* **WORK TO COMPLETE**:
Reproduce the data from its very first line through the line that contains "360, 557, 368]", including both of those lines. Keep every character unchanged.

── PROVIDED MATERIAL ──

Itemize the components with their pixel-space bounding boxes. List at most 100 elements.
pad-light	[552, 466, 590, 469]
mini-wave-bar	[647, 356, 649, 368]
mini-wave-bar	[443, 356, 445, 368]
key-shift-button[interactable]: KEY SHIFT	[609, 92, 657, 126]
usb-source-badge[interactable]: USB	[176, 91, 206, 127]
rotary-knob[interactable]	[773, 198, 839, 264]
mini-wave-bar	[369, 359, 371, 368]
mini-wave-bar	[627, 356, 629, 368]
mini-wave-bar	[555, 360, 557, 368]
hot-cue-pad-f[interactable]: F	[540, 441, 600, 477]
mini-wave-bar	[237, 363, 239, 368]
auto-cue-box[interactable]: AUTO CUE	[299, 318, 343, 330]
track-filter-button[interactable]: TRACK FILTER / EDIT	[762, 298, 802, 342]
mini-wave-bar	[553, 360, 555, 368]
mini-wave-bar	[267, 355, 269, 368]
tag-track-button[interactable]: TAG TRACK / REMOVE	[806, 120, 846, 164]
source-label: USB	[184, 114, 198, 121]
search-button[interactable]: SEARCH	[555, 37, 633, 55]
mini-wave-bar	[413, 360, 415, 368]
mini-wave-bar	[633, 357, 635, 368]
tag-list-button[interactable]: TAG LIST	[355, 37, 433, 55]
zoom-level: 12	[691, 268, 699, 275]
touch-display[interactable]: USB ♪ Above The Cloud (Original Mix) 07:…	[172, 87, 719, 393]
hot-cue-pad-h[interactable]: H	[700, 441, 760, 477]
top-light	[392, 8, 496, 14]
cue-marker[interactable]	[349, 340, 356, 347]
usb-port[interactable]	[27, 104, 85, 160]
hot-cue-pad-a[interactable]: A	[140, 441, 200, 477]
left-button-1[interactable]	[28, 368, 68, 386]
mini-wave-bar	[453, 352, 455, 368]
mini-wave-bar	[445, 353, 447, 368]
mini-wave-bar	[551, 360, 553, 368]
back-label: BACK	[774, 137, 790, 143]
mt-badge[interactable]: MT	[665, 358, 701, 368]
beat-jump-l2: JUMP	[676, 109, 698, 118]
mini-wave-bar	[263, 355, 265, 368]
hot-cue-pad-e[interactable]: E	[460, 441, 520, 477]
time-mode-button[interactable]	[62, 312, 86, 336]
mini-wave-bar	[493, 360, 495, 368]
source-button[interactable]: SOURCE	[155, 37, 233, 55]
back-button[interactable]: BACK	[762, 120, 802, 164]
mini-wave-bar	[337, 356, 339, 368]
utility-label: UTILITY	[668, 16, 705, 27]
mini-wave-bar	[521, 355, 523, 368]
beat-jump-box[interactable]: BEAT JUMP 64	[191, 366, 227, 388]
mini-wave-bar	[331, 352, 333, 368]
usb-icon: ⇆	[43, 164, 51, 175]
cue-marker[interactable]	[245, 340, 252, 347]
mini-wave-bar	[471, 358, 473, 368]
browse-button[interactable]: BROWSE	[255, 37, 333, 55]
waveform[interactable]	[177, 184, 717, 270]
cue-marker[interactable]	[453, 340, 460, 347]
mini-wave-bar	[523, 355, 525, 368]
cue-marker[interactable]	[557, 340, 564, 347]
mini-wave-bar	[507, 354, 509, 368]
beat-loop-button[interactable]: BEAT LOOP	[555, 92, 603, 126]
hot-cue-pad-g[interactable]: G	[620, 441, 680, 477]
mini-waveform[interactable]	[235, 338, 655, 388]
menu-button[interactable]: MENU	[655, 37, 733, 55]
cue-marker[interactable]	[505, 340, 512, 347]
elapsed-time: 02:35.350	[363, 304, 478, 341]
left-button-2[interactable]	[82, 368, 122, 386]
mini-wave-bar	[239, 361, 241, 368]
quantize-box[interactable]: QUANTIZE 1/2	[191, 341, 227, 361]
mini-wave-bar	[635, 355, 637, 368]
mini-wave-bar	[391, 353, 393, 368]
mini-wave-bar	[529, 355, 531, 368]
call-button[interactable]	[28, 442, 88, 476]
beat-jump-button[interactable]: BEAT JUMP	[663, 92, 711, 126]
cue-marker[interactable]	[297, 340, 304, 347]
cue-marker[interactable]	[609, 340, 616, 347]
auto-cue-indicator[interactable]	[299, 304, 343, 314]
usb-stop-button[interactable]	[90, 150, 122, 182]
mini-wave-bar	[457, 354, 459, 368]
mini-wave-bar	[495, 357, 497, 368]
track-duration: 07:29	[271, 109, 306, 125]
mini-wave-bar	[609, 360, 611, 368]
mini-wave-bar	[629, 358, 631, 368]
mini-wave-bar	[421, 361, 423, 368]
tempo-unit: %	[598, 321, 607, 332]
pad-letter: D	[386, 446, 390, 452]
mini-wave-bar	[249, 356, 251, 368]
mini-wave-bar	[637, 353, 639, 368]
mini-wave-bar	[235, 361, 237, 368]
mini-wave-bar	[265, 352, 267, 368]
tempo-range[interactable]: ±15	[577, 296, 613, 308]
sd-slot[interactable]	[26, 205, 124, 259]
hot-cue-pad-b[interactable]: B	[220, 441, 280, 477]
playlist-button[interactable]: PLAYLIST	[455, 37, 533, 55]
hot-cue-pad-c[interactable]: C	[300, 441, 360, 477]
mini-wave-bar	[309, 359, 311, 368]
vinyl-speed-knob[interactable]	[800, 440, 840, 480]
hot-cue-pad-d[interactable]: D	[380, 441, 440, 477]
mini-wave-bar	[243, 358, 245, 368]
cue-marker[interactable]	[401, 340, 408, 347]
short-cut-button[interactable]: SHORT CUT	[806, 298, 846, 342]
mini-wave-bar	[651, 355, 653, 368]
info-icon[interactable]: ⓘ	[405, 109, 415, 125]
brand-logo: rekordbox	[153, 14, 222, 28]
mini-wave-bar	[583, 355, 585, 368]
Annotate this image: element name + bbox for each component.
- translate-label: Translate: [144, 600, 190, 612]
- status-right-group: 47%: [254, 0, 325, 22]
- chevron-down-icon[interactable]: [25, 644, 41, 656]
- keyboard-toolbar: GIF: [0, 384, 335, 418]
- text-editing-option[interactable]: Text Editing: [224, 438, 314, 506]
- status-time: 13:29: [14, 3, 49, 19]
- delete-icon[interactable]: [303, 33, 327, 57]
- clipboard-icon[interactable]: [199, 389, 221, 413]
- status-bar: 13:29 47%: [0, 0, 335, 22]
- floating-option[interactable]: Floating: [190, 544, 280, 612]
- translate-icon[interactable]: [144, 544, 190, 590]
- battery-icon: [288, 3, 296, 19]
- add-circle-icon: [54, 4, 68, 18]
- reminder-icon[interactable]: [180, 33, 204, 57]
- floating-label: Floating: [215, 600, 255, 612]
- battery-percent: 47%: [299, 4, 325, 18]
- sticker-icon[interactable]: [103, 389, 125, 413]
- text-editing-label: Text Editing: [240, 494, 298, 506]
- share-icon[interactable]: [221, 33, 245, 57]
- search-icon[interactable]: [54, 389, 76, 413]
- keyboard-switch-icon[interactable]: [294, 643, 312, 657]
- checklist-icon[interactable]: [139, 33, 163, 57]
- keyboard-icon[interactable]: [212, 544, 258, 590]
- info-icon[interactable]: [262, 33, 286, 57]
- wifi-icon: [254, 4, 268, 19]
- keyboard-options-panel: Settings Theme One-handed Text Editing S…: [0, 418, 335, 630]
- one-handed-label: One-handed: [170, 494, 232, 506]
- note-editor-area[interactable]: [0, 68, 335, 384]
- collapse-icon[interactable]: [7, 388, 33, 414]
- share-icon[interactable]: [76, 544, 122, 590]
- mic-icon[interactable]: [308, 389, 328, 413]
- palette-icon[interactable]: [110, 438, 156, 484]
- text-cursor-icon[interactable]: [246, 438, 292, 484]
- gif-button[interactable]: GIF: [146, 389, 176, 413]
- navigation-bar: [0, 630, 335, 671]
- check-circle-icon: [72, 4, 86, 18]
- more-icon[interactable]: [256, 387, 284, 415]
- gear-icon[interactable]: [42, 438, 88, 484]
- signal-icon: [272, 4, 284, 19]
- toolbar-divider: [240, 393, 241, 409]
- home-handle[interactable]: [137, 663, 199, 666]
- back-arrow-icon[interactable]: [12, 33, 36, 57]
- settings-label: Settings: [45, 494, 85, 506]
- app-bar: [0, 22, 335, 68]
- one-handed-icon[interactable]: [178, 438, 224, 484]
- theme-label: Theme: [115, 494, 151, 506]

───

* **PROBLEM SOLUTION**:
Itemize the components with their pixel-space bounding boxes. List at most 100 elements.
pad-light	[552, 466, 590, 469]
mini-wave-bar	[647, 356, 649, 368]
mini-wave-bar	[443, 356, 445, 368]
key-shift-button[interactable]: KEY SHIFT	[609, 92, 657, 126]
usb-source-badge[interactable]: USB	[176, 91, 206, 127]
rotary-knob[interactable]	[773, 198, 839, 264]
mini-wave-bar	[369, 359, 371, 368]
mini-wave-bar	[627, 356, 629, 368]
mini-wave-bar	[555, 360, 557, 368]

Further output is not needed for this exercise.